-------- SUPPLIED RECORDS
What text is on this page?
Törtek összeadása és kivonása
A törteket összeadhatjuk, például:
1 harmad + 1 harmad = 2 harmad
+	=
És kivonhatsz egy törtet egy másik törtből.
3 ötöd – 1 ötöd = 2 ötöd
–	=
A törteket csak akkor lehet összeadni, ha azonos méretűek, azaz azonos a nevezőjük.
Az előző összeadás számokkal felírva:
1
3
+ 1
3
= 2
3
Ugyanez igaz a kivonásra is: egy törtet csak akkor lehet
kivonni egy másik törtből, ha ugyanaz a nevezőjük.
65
----------------
-------- SUPPLIED RECORDS
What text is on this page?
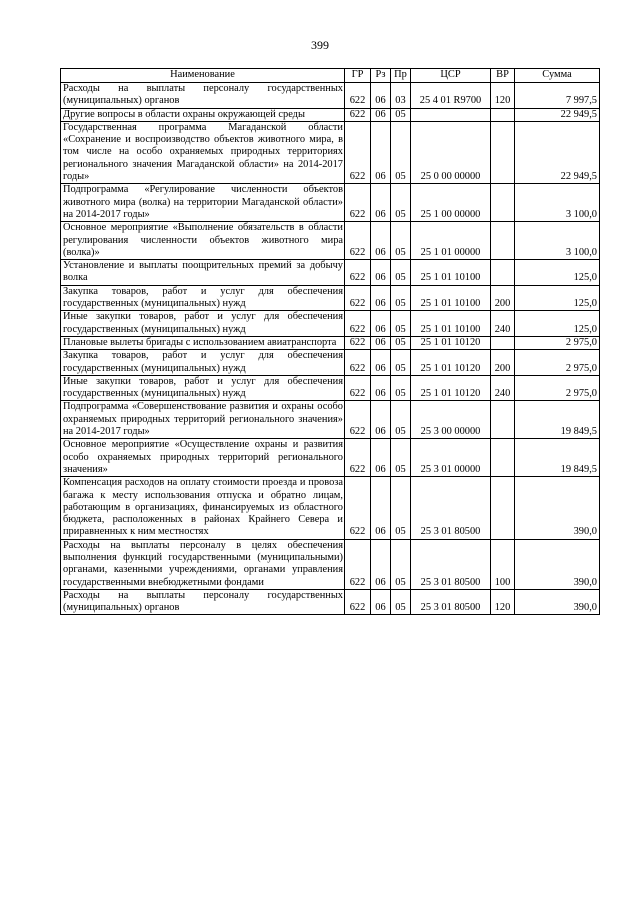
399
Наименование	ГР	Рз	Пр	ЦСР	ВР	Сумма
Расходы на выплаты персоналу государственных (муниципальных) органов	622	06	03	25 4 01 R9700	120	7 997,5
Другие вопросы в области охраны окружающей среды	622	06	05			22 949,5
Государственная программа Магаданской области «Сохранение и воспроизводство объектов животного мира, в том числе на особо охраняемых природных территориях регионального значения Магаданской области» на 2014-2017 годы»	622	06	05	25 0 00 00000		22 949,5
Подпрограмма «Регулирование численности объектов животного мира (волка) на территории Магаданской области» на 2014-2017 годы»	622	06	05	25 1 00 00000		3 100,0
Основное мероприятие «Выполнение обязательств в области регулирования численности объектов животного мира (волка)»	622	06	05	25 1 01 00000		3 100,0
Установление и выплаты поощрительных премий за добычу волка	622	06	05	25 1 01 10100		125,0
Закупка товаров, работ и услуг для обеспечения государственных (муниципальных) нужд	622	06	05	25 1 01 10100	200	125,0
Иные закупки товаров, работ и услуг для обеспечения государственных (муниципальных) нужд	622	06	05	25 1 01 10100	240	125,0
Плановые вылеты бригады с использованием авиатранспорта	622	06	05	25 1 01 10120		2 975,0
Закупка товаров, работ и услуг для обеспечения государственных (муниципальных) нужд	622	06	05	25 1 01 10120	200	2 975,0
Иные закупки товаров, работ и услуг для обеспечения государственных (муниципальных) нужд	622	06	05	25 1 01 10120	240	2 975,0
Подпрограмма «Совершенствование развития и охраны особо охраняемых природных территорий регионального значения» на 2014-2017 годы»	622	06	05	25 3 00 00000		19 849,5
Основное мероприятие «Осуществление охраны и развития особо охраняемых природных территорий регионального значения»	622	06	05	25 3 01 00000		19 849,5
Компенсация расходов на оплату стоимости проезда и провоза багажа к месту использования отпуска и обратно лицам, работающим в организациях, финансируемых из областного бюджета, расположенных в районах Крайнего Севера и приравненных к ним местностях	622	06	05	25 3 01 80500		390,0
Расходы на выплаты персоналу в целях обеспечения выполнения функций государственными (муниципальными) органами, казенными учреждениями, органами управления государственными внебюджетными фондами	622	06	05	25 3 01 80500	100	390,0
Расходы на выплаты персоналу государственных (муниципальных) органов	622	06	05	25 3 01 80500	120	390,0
----------------
▶ _WRITTEN INSTRUCTION_
Scan the lines above for "развития", then copy every one that has it.

▶ _ANSWER FOR THIS EXERCISE_
Подпрограмма «Совершенствование развития и охраны особо охраняемых природных территорий регионального значения» на 2014-2017 годы»	622	06	05	25 3 00 00000		19 849,5
Основное мероприятие «Осуществление охраны и развития особо охраняемых природных территорий регионального значения»	622	06	05	25 3 01 00000		19 849,5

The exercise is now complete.